_Available records_.
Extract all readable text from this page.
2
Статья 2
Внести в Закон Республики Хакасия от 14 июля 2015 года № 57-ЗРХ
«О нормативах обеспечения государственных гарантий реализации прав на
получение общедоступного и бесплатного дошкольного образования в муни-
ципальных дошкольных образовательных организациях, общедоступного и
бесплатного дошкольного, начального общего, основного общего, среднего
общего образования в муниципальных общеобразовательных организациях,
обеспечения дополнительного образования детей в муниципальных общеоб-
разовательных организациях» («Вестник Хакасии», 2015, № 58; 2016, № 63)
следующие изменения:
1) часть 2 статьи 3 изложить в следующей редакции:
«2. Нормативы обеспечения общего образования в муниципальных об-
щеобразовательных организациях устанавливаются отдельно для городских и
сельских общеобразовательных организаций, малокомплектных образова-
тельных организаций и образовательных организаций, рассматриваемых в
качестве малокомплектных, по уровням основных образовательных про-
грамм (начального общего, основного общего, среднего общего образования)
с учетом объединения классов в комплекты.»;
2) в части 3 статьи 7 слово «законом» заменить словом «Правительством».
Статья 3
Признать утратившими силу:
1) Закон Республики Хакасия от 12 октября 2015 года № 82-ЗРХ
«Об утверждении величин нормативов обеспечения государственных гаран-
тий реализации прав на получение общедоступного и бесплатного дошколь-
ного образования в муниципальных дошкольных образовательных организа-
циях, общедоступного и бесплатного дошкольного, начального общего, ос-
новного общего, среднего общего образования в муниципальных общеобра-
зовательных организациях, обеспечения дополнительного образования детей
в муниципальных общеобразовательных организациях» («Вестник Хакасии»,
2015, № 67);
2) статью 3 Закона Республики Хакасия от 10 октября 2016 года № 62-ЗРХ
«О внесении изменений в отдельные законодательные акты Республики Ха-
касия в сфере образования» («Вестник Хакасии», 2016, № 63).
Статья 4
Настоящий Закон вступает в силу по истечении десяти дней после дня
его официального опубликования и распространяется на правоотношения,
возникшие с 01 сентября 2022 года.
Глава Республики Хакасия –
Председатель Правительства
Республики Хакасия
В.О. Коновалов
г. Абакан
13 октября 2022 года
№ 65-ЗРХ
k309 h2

_Directions_.
From the records above, please extract every line and repeat it exactly.

_Correct result_.
Extract all readable text from this page.
2
Статья 2
Внести в Закон Республики Хакасия от 14 июля 2015 года № 57-ЗРХ
«О нормативах обеспечения государственных гарантий реализации прав на
получение общедоступного и бесплатного дошкольного образования в муни-
ципальных дошкольных образовательных организациях, общедоступного и
бесплатного дошкольного, начального общего, основного общего, среднего
общего образования в муниципальных общеобразовательных организациях,
обеспечения дополнительного образования детей в муниципальных общеоб-
разовательных организациях» («Вестник Хакасии», 2015, № 58; 2016, № 63)
следующие изменения:
1) часть 2 статьи 3 изложить в следующей редакции:
«2. Нормативы обеспечения общего образования в муниципальных об-
щеобразовательных организациях устанавливаются отдельно для городских и
сельских общеобразовательных организаций, малокомплектных образова-
тельных организаций и образовательных организаций, рассматриваемых в
качестве малокомплектных, по уровням основных образовательных про-
грамм (начального общего, основного общего, среднего общего образования)
с учетом объединения классов в комплекты.»;
2) в части 3 статьи 7 слово «законом» заменить словом «Правительством».
Статья 3
Признать утратившими силу:
1) Закон Республики Хакасия от 12 октября 2015 года № 82-ЗРХ
«Об утверждении величин нормативов обеспечения государственных гаран-
тий реализации прав на получение общедоступного и бесплатного дошколь-
ного образования в муниципальных дошкольных образовательных организа-
циях, общедоступного и бесплатного дошкольного, начального общего, ос-
новного общего, среднего общего образования в муниципальных общеобра-
зовательных организациях, обеспечения дополнительного образования детей
в муниципальных общеобразовательных организациях» («Вестник Хакасии»,
2015, № 67);
2) статью 3 Закона Республики Хакасия от 10 октября 2016 года № 62-ЗРХ
«О внесении изменений в отдельные законодательные акты Республики Ха-
касия в сфере образования» («Вестник Хакасии», 2016, № 63).
Статья 4
Настоящий Закон вступает в силу по истечении десяти дней после дня
его официального опубликования и распространяется на правоотношения,
возникшие с 01 сентября 2022 года.
Глава Республики Хакасия –
Председатель Правительства
Республики Хакасия
В.О. Коновалов
г. Абакан
13 октября 2022 года
№ 65-ЗРХ
k309 h2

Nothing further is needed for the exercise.